◆ TO DO ◆
Locate each line containing the string "Fuite" and copy it out.

— Start EXERCISE DATA —

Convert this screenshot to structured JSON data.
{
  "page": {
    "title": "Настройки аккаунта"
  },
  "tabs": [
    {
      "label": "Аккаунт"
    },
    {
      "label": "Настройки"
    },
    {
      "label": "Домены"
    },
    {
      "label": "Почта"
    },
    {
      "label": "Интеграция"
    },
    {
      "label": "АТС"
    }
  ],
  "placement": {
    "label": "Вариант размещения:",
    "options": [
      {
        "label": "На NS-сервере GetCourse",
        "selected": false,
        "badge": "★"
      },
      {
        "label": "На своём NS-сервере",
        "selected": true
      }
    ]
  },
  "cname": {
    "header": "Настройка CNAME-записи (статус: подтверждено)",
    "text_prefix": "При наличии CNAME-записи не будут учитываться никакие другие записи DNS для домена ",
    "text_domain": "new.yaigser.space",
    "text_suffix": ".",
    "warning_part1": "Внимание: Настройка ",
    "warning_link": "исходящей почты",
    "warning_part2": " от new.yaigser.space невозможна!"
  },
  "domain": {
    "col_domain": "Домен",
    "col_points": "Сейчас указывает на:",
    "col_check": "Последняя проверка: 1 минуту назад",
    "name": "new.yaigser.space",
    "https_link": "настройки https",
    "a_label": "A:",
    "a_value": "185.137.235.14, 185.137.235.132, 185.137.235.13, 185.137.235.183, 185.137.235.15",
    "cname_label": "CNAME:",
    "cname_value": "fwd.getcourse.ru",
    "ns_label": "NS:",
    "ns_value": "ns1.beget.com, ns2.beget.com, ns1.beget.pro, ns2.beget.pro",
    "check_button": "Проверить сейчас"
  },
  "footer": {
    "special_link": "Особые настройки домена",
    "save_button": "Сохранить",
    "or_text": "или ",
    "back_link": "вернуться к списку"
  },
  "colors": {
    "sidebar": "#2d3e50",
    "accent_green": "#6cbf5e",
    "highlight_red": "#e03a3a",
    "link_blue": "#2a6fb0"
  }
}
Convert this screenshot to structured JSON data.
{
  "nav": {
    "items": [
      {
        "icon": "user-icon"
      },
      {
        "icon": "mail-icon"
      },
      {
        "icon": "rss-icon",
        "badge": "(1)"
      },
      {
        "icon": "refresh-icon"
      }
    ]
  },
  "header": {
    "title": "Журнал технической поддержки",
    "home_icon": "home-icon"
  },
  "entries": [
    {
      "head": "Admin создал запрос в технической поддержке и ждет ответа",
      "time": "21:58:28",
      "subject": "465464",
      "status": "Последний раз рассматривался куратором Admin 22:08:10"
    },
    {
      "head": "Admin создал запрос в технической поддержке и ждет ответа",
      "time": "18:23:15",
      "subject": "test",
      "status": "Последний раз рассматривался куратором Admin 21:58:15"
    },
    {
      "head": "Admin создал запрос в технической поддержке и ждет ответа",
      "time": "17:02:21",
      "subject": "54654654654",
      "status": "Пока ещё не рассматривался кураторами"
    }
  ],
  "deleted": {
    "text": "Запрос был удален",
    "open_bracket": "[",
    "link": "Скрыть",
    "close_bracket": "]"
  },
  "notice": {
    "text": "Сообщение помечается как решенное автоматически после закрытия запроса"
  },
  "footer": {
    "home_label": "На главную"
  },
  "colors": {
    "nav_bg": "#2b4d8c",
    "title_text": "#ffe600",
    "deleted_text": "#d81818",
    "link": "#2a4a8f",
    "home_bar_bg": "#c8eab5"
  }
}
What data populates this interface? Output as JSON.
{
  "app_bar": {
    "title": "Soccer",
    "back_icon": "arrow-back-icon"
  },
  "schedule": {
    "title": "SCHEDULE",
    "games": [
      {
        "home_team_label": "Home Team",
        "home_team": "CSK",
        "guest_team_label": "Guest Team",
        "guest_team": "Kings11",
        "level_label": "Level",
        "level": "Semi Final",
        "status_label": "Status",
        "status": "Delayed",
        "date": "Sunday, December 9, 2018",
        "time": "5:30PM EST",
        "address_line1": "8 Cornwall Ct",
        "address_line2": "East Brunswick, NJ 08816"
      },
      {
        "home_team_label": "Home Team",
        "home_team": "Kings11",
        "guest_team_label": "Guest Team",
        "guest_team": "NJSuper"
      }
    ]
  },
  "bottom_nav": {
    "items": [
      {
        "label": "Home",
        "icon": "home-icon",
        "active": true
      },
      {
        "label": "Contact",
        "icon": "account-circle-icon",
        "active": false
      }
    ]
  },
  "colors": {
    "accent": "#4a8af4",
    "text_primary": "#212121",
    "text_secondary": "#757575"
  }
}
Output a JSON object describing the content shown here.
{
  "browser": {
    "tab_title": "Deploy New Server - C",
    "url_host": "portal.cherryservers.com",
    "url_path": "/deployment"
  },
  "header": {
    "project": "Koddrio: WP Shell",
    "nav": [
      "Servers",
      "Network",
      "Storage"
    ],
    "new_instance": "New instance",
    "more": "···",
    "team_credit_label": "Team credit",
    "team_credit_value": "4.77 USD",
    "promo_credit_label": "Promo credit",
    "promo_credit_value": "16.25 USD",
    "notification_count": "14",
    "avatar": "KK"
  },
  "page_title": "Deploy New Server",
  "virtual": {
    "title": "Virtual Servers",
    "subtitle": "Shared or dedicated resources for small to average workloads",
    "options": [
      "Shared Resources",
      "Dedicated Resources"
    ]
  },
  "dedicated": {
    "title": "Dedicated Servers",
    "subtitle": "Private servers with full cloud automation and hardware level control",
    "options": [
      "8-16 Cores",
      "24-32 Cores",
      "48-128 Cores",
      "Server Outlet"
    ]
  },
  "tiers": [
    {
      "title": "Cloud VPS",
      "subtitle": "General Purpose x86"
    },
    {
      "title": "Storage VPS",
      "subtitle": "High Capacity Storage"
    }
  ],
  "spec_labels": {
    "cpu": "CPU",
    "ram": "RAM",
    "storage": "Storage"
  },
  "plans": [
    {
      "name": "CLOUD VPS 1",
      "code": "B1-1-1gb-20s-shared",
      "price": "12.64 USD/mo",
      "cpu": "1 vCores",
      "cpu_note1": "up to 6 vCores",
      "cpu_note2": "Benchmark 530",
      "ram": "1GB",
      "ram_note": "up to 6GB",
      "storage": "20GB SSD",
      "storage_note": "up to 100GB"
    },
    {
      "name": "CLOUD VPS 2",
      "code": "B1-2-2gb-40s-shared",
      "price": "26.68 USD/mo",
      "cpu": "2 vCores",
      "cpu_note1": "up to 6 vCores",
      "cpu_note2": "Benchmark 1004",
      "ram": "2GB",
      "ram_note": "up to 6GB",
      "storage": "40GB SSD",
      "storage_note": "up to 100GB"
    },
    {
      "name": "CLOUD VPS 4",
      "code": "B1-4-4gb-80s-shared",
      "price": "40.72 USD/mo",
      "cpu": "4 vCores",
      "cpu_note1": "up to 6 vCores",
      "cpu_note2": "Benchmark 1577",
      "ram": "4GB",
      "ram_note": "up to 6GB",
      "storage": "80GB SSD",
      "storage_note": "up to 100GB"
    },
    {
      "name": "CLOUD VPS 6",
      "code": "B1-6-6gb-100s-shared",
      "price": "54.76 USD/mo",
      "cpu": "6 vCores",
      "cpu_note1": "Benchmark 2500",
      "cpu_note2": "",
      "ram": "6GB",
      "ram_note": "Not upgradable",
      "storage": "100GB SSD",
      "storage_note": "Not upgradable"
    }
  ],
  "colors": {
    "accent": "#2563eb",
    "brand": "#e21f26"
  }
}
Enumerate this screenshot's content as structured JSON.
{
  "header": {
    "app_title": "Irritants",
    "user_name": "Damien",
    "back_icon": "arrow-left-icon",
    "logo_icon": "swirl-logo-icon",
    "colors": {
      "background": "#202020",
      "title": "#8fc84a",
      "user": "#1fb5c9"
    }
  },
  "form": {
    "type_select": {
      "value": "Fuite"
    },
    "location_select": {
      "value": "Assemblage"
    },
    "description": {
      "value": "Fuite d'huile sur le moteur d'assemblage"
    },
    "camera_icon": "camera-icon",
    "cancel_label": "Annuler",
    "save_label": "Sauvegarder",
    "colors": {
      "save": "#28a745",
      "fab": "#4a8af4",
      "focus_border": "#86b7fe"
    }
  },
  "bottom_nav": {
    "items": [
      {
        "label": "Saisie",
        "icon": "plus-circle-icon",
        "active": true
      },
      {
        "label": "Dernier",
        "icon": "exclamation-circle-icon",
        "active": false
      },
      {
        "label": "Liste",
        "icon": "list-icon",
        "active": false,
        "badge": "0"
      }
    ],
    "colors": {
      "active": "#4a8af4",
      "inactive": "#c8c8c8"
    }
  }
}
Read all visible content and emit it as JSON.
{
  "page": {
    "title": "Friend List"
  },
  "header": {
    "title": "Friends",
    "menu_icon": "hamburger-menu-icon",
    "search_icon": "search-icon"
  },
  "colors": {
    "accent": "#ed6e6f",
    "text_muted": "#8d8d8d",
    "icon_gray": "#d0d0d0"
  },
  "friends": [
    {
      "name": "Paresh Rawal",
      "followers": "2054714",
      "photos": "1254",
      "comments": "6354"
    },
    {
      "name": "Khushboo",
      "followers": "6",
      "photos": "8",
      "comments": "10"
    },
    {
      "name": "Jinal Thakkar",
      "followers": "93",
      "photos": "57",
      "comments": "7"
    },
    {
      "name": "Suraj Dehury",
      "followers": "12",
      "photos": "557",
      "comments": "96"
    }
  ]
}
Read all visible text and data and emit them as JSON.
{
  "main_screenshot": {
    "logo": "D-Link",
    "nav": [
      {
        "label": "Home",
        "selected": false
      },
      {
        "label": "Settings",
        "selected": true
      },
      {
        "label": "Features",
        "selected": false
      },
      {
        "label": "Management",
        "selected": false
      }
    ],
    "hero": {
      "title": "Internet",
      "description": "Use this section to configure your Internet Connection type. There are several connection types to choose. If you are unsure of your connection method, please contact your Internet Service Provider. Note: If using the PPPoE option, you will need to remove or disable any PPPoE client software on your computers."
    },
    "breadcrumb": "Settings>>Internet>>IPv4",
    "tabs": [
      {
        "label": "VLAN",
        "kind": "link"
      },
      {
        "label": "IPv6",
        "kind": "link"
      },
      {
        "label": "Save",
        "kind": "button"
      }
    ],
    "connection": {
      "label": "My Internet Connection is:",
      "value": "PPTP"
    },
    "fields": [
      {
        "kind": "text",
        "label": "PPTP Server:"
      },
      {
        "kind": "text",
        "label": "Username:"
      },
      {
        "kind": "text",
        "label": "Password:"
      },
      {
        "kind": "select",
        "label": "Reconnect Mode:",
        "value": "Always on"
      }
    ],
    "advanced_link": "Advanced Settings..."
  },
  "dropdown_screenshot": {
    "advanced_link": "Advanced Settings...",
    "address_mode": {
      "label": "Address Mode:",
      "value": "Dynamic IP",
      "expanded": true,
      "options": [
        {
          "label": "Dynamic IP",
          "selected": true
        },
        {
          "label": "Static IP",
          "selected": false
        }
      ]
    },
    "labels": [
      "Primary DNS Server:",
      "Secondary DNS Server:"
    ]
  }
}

— End EXERCISE DATA —

◆ ANSWER ◆
      "value": "Fuite"
      "value": "Fuite d'huile sur le moteur d'assemblage"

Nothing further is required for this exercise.